# [Written request]
Reproduce the following material exactly, including every line.

# [Source material]
• • • • •

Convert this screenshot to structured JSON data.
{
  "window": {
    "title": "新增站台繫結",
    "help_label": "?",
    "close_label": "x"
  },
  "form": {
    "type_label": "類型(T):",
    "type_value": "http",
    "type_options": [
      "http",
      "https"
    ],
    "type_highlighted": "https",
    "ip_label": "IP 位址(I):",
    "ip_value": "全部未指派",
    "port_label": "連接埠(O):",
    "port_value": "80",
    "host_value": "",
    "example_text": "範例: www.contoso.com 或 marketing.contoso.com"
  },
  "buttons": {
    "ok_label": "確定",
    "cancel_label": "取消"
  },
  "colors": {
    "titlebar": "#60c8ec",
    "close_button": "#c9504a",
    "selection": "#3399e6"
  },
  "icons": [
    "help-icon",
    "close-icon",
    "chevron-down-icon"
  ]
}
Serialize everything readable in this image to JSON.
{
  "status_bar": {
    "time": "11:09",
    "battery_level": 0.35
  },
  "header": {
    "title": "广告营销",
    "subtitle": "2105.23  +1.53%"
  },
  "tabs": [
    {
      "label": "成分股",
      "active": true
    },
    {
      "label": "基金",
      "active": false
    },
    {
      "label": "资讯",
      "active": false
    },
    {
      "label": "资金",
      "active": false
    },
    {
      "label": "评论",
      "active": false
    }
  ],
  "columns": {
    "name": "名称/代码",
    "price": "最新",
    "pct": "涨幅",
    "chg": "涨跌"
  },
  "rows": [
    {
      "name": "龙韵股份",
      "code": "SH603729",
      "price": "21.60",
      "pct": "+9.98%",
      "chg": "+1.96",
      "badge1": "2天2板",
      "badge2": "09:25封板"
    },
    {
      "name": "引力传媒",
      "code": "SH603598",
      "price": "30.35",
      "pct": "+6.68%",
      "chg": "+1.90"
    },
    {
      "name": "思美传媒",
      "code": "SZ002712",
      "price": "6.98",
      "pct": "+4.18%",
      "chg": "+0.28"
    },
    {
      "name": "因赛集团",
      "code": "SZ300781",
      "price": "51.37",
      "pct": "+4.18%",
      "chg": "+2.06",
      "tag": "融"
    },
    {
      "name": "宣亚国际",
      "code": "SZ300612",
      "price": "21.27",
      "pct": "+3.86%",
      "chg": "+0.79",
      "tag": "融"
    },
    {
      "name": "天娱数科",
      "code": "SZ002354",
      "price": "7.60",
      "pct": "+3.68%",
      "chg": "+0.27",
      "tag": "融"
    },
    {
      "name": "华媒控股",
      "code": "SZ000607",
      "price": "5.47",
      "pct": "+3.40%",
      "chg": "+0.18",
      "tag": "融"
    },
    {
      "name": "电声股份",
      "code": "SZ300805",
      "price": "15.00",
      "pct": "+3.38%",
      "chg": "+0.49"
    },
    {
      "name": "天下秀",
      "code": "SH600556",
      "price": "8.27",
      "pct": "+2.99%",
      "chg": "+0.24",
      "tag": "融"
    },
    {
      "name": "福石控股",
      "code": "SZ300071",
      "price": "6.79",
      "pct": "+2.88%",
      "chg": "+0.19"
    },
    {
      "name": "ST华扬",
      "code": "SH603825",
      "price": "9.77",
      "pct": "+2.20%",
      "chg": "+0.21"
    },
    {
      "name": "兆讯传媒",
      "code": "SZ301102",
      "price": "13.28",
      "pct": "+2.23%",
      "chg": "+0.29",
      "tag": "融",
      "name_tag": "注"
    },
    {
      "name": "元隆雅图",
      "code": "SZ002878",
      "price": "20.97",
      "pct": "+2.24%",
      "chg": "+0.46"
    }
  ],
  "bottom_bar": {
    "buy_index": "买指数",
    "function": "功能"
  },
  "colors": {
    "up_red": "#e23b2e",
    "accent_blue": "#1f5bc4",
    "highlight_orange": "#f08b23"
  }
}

• • • • •

# [Task answer]
Convert this screenshot to structured JSON data.
{
  "window": {
    "title": "新增站台繫結",
    "help_label": "?",
    "close_label": "x"
  },
  "form": {
    "type_label": "類型(T):",
    "type_value": "http",
    "type_options": [
      "http",
      "https"
    ],
    "type_highlighted": "https",
    "ip_label": "IP 位址(I):",
    "ip_value": "全部未指派",
    "port_label": "連接埠(O):",
    "port_value": "80",
    "host_value": "",
    "example_text": "範例: www.contoso.com 或 marketing.contoso.com"
  },
  "buttons": {
    "ok_label": "確定",
    "cancel_label": "取消"
  },
  "colors": {
    "titlebar": "#60c8ec",
    "close_button": "#c9504a",
    "selection": "#3399e6"
  },
  "icons": [
    "help-icon",
    "close-icon",
    "chevron-down-icon"
  ]
}
Serialize everything readable in this image to JSON.
{
  "status_bar": {
    "time": "11:09",
    "battery_level": 0.35
  },
  "header": {
    "title": "广告营销",
    "subtitle": "2105.23  +1.53%"
  },
  "tabs": [
    {
      "label": "成分股",
      "active": true
    },
    {
      "label": "基金",
      "active": false
    },
    {
      "label": "资讯",
      "active": false
    },
    {
      "label": "资金",
      "active": false
    },
    {
      "label": "评论",
      "active": false
    }
  ],
  "columns": {
    "name": "名称/代码",
    "price": "最新",
    "pct": "涨幅",
    "chg": "涨跌"
  },
  "rows": [
    {
      "name": "龙韵股份",
      "code": "SH603729",
      "price": "21.60",
      "pct": "+9.98%",
      "chg": "+1.96",
      "badge1": "2天2板",
      "badge2": "09:25封板"
    },
    {
      "name": "引力传媒",
      "code": "SH603598",
      "price": "30.35",
      "pct": "+6.68%",
      "chg": "+1.90"
    },
    {
      "name": "思美传媒",
      "code": "SZ002712",
      "price": "6.98",
      "pct": "+4.18%",
      "chg": "+0.28"
    },
    {
      "name": "因赛集团",
      "code": "SZ300781",
      "price": "51.37",
      "pct": "+4.18%",
      "chg": "+2.06",
      "tag": "融"
    },
    {
      "name": "宣亚国际",
      "code": "SZ300612",
      "price": "21.27",
      "pct": "+3.86%",
      "chg": "+0.79",
      "tag": "融"
    },
    {
      "name": "天娱数科",
      "code": "SZ002354",
      "price": "7.60",
      "pct": "+3.68%",
      "chg": "+0.27",
      "tag": "融"
    },
    {
      "name": "华媒控股",
      "code": "SZ000607",
      "price": "5.47",
      "pct": "+3.40%",
      "chg": "+0.18",
      "tag": "融"
    },
    {
      "name": "电声股份",
      "code": "SZ300805",
      "price": "15.00",
      "pct": "+3.38%",
      "chg": "+0.49"
    },
    {
      "name": "天下秀",
      "code": "SH600556",
      "price": "8.27",
      "pct": "+2.99%",
      "chg": "+0.24",
      "tag": "融"
    },
    {
      "name": "福石控股",
      "code": "SZ300071",
      "price": "6.79",
      "pct": "+2.88%",
      "chg": "+0.19"
    },
    {
      "name": "ST华扬",
      "code": "SH603825",
      "price": "9.77",
      "pct": "+2.20%",
      "chg": "+0.21"
    },
    {
      "name": "兆讯传媒",
      "code": "SZ301102",
      "price": "13.28",
      "pct": "+2.23%",
      "chg": "+0.29",
      "tag": "融",
      "name_tag": "注"
    },
    {
      "name": "元隆雅图",
      "code": "SZ002878",
      "price": "20.97",
      "pct": "+2.24%",
      "chg": "+0.46"
    }
  ],
  "bottom_bar": {
    "buy_index": "买指数",
    "function": "功能"
  },
  "colors": {
    "up_red": "#e23b2e",
    "accent_blue": "#1f5bc4",
    "highlight_orange": "#f08b23"
  }
}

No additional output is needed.